● **Exercise requirements**
Your task is to retype every entry exactly while omitting the pictures.

═════ Provided records ═════

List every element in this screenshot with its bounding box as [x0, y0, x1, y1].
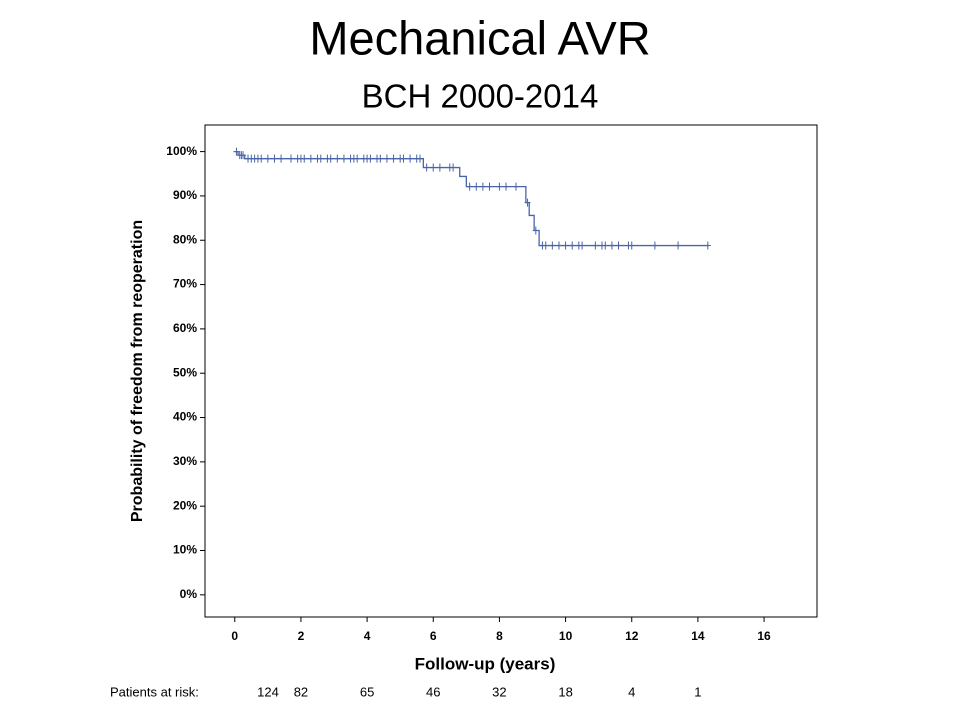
censor-mark	[608, 241, 615, 250]
chart-title: Mechanical AVR	[309, 11, 650, 64]
censor-mark	[240, 151, 247, 160]
censor-mark	[430, 163, 437, 172]
censor-mark	[400, 154, 407, 163]
censor-mark	[615, 241, 622, 250]
y-tick-label: 0%	[180, 587, 198, 601]
y-tick-label: 30%	[173, 454, 197, 468]
y-tick-label: 40%	[173, 410, 197, 424]
y-axis-label: Probability of freedom from reoperation	[129, 220, 146, 522]
risk-value: 4	[628, 684, 635, 699]
censor-mark	[264, 154, 271, 163]
censor-mark	[651, 241, 658, 250]
risk-value: 82	[294, 684, 308, 699]
censor-mark	[562, 241, 569, 250]
censor-mark	[317, 154, 324, 163]
y-tick-label: 20%	[173, 498, 197, 512]
censor-mark	[532, 226, 539, 235]
censor-mark	[334, 154, 341, 163]
censor-mark	[436, 163, 443, 172]
censor-mark	[301, 154, 308, 163]
risk-value: 124	[257, 684, 279, 699]
censor-mark	[390, 154, 397, 163]
y-tick-label: 50%	[173, 365, 197, 379]
censor-mark	[512, 182, 519, 191]
plot-frame	[204, 124, 818, 618]
y-tick-label: 90%	[173, 188, 197, 202]
risk-value: 65	[360, 684, 374, 699]
censor-mark	[496, 182, 503, 191]
censor-mark	[354, 154, 361, 163]
censor-mark	[524, 198, 531, 207]
censor-mark	[503, 182, 510, 191]
y-tick-label: 100%	[166, 144, 197, 158]
x-tick-label: 8	[496, 629, 503, 643]
x-tick-label: 4	[364, 629, 371, 643]
censor-mark	[704, 241, 711, 250]
censor-mark	[486, 182, 493, 191]
censor-mark	[555, 241, 562, 250]
censor-mark	[383, 154, 390, 163]
x-axis-label: Follow-up (years)	[415, 654, 556, 673]
censor-mark	[549, 241, 556, 250]
risk-value: 32	[492, 684, 506, 699]
survival-curve	[234, 150, 708, 247]
x-tick-label: 6	[430, 629, 437, 643]
censor-mark	[233, 147, 240, 156]
x-tick-label: 14	[691, 629, 705, 643]
risk-value: 18	[558, 684, 572, 699]
censor-mark	[271, 154, 278, 163]
risk-value: 1	[694, 684, 701, 699]
x-tick-label: 2	[298, 629, 305, 643]
censor-mark	[466, 182, 473, 191]
censor-mark	[602, 241, 609, 250]
censor-mark	[327, 154, 334, 163]
censor-mark	[579, 241, 586, 250]
chart-subtitle: BCH 2000-2014	[362, 78, 599, 115]
censor-mark	[307, 154, 314, 163]
y-tick-label: 60%	[173, 321, 197, 335]
censor-mark	[258, 154, 265, 163]
x-tick-label: 0	[231, 629, 238, 643]
censor-mark	[278, 154, 285, 163]
censor-mark	[628, 241, 635, 250]
x-tick-label: 10	[559, 629, 573, 643]
censor-mark	[542, 241, 549, 250]
x-tick-label: 16	[757, 629, 771, 643]
censor-mark	[423, 163, 430, 172]
risk-label: Patients at risk:	[110, 684, 199, 699]
y-tick-label: 80%	[173, 232, 197, 246]
censor-mark	[407, 154, 414, 163]
censor-mark	[675, 241, 682, 250]
censor-mark	[377, 154, 384, 163]
censor-mark	[288, 154, 295, 163]
censor-mark	[367, 154, 374, 163]
risk-value: 46	[426, 684, 440, 699]
censor-mark	[417, 154, 424, 163]
x-tick-label: 12	[625, 629, 639, 643]
censor-mark	[473, 182, 480, 191]
censor-mark	[340, 154, 347, 163]
y-tick-label: 70%	[173, 277, 197, 291]
y-tick-label: 10%	[173, 543, 197, 557]
censor-mark	[592, 241, 599, 250]
censor-mark	[450, 163, 457, 172]
censor-mark	[569, 241, 576, 250]
censor-mark	[479, 182, 486, 191]
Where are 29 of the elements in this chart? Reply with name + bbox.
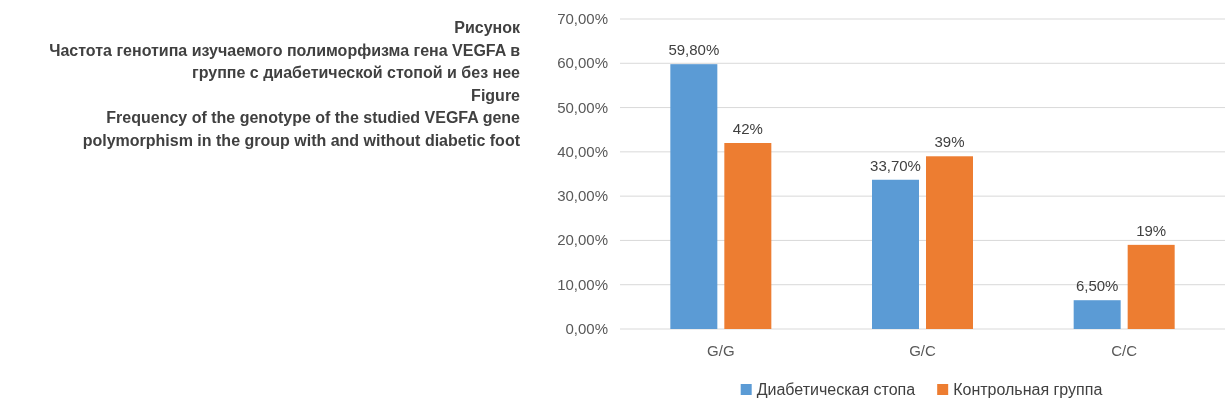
y-tick-label: 10,00% — [557, 275, 608, 293]
data-label: 59,80% — [668, 41, 720, 59]
y-tick-label: 0,00% — [565, 320, 608, 337]
data-label: 42% — [732, 120, 763, 137]
y-tick-label: 40,00% — [557, 142, 608, 160]
text: Рисунок — [454, 19, 521, 36]
y-tick-label: 60,00% — [557, 54, 608, 72]
x-tick-label: G/G — [707, 342, 735, 359]
y-tick-label: 20,00% — [557, 231, 608, 249]
x-tick-label: C/C — [1111, 342, 1138, 359]
bar — [1073, 300, 1121, 329]
y-tick-label: 50,00% — [557, 98, 608, 116]
bar — [724, 143, 772, 329]
y-tick-label: 30,00% — [557, 187, 608, 205]
bar — [1127, 244, 1175, 329]
data-label: 39% — [934, 133, 965, 151]
text: Figure — [471, 86, 521, 104]
bar — [872, 179, 919, 329]
bar — [670, 64, 718, 329]
data-label: 33,70% — [870, 156, 921, 174]
text: Frequency of the genotype of the studied VEGFA gene polymorphism in the group with and without diabetic foot — [82, 109, 521, 149]
x-tick-label: G/C — [909, 342, 936, 359]
data-label: 19% — [1136, 221, 1167, 239]
legend-label: Диабетическая стопа — [756, 381, 916, 398]
legend-label: Контрольная группа — [953, 381, 1103, 398]
bar — [926, 156, 973, 329]
data-label: 6,50% — [1075, 277, 1119, 295]
y-tick-label: 70,00% — [557, 10, 608, 27]
text: Частота генотипа изучаемого полиморфизма гена VEGFA в группе с диабетической стопой и без нее — [49, 41, 521, 81]
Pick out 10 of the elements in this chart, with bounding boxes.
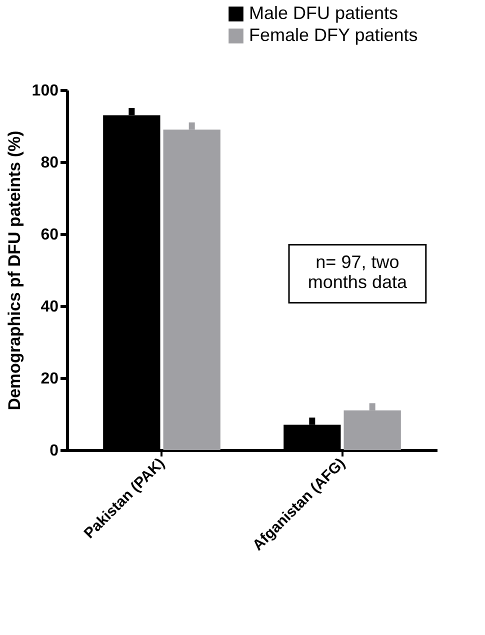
y-tick-label: 80 (40, 154, 59, 172)
annotation: n= 97, two months data (308, 252, 408, 292)
y-tick-label: 60 (40, 226, 59, 244)
legend-label: Male DFU patients (249, 3, 398, 23)
y-tick-label: 100 (32, 82, 59, 100)
y-tick-label: 20 (40, 370, 59, 388)
y-axis-title: Demographics pf DFU pateints (%) (4, 130, 24, 410)
legend-label: Female DFY patients (249, 25, 418, 45)
y-tick-label: 40 (40, 298, 59, 316)
y-tick-label: 0 (50, 442, 59, 460)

═════

● **Response to the task**
List every element in this screenshot with its bounding box as [x0, y0, x1, y1].
censor-mark	[608, 241, 615, 250]
chart-title: Mechanical AVR	[309, 11, 650, 64]
censor-mark	[240, 151, 247, 160]
censor-mark	[430, 163, 437, 172]
censor-mark	[400, 154, 407, 163]
censor-mark	[615, 241, 622, 250]
y-tick-label: 0%	[180, 587, 198, 601]
y-tick-label: 30%	[173, 454, 197, 468]
y-tick-label: 40%	[173, 410, 197, 424]
y-axis-label: Probability of freedom from reoperation	[129, 220, 146, 522]
risk-value: 4	[628, 684, 635, 699]
censor-mark	[264, 154, 271, 163]
censor-mark	[651, 241, 658, 250]
risk-value: 82	[294, 684, 308, 699]
censor-mark	[562, 241, 569, 250]
censor-mark	[317, 154, 324, 163]
y-tick-label: 20%	[173, 498, 197, 512]
censor-mark	[532, 226, 539, 235]
censor-mark	[334, 154, 341, 163]
censor-mark	[436, 163, 443, 172]
censor-mark	[301, 154, 308, 163]
risk-value: 124	[257, 684, 279, 699]
censor-mark	[390, 154, 397, 163]
y-tick-label: 50%	[173, 365, 197, 379]
censor-mark	[512, 182, 519, 191]
plot-frame	[204, 124, 818, 618]
y-tick-label: 90%	[173, 188, 197, 202]
risk-value: 65	[360, 684, 374, 699]
censor-mark	[496, 182, 503, 191]
censor-mark	[354, 154, 361, 163]
censor-mark	[524, 198, 531, 207]
censor-mark	[503, 182, 510, 191]
y-tick-label: 100%	[166, 144, 197, 158]
x-tick-label: 8	[496, 629, 503, 643]
x-tick-label: 4	[364, 629, 371, 643]
censor-mark	[704, 241, 711, 250]
censor-mark	[486, 182, 493, 191]
censor-mark	[555, 241, 562, 250]
censor-mark	[383, 154, 390, 163]
x-axis-label: Follow-up (years)	[415, 654, 556, 673]
censor-mark	[549, 241, 556, 250]
risk-value: 32	[492, 684, 506, 699]
survival-curve	[234, 150, 708, 247]
x-tick-label: 6	[430, 629, 437, 643]
censor-mark	[233, 147, 240, 156]
x-tick-label: 14	[691, 629, 705, 643]
risk-value: 18	[558, 684, 572, 699]
censor-mark	[271, 154, 278, 163]
risk-value: 1	[694, 684, 701, 699]
x-tick-label: 2	[298, 629, 305, 643]
censor-mark	[466, 182, 473, 191]
censor-mark	[602, 241, 609, 250]
censor-mark	[327, 154, 334, 163]
censor-mark	[579, 241, 586, 250]
chart-subtitle: BCH 2000-2014	[362, 78, 599, 115]
censor-mark	[307, 154, 314, 163]
y-tick-label: 60%	[173, 321, 197, 335]
censor-mark	[258, 154, 265, 163]
x-tick-label: 0	[231, 629, 238, 643]
censor-mark	[278, 154, 285, 163]
censor-mark	[628, 241, 635, 250]
x-tick-label: 10	[559, 629, 573, 643]
censor-mark	[542, 241, 549, 250]
x-tick-label: 16	[757, 629, 771, 643]
censor-mark	[423, 163, 430, 172]
risk-label: Patients at risk:	[110, 684, 199, 699]
y-tick-label: 80%	[173, 232, 197, 246]
censor-mark	[407, 154, 414, 163]
censor-mark	[675, 241, 682, 250]
censor-mark	[377, 154, 384, 163]
censor-mark	[288, 154, 295, 163]
censor-mark	[367, 154, 374, 163]
risk-value: 46	[426, 684, 440, 699]
censor-mark	[417, 154, 424, 163]
x-tick-label: 12	[625, 629, 639, 643]
censor-mark	[473, 182, 480, 191]
censor-mark	[340, 154, 347, 163]
y-tick-label: 70%	[173, 277, 197, 291]
y-tick-label: 10%	[173, 543, 197, 557]
censor-mark	[592, 241, 599, 250]
censor-mark	[450, 163, 457, 172]
censor-mark	[569, 241, 576, 250]
censor-mark	[479, 182, 486, 191]
Where are 29 of the elements in this chart? Reply with name + bbox.
y-tick-label: 10,00% — [557, 275, 608, 293]
data-label: 59,80% — [668, 41, 720, 59]
y-tick-label: 0,00% — [565, 320, 608, 337]
data-label: 42% — [732, 120, 763, 137]
y-tick-label: 40,00% — [557, 142, 608, 160]
text: Рисунок — [454, 19, 521, 36]
y-tick-label: 60,00% — [557, 54, 608, 72]
x-tick-label: G/G — [707, 342, 735, 359]
y-tick-label: 20,00% — [557, 231, 608, 249]
x-tick-label: C/C — [1111, 342, 1138, 359]
bar — [1073, 300, 1121, 329]
y-tick-label: 50,00% — [557, 98, 608, 116]
bar — [724, 143, 772, 329]
y-tick-label: 30,00% — [557, 187, 608, 205]
bar — [1127, 244, 1175, 329]
data-label: 39% — [934, 133, 965, 151]
text: Figure — [471, 86, 521, 104]
bar — [872, 179, 919, 329]
bar — [670, 64, 718, 329]
data-label: 33,70% — [870, 156, 921, 174]
text: Frequency of the genotype of the studied VEGFA gene polymorphism in the group with and without diabetic foot — [82, 109, 521, 149]
x-tick-label: G/C — [909, 342, 936, 359]
data-label: 19% — [1136, 221, 1167, 239]
legend-label: Диабетическая стопа — [756, 381, 916, 398]
legend-label: Контрольная группа — [953, 381, 1103, 398]
bar — [926, 156, 973, 329]
data-label: 6,50% — [1075, 277, 1119, 295]
y-tick-label: 70,00% — [557, 10, 608, 27]
text: Частота генотипа изучаемого полиморфизма гена VEGFA в группе с диабетической стопой и без нее — [49, 41, 521, 81]
Pick out 10 of the elements in this chart, with bounding boxes.
y-tick-label: 80 (40, 154, 59, 172)
annotation: n= 97, two months data (308, 252, 408, 292)
y-tick-label: 60 (40, 226, 59, 244)
legend-label: Male DFU patients (249, 3, 398, 23)
y-tick-label: 100 (32, 82, 59, 100)
y-tick-label: 20 (40, 370, 59, 388)
y-axis-title: Demographics pf DFU pateints (%) (4, 130, 24, 410)
legend-label: Female DFY patients (249, 25, 418, 45)
y-tick-label: 40 (40, 298, 59, 316)
y-tick-label: 0 (50, 442, 59, 460)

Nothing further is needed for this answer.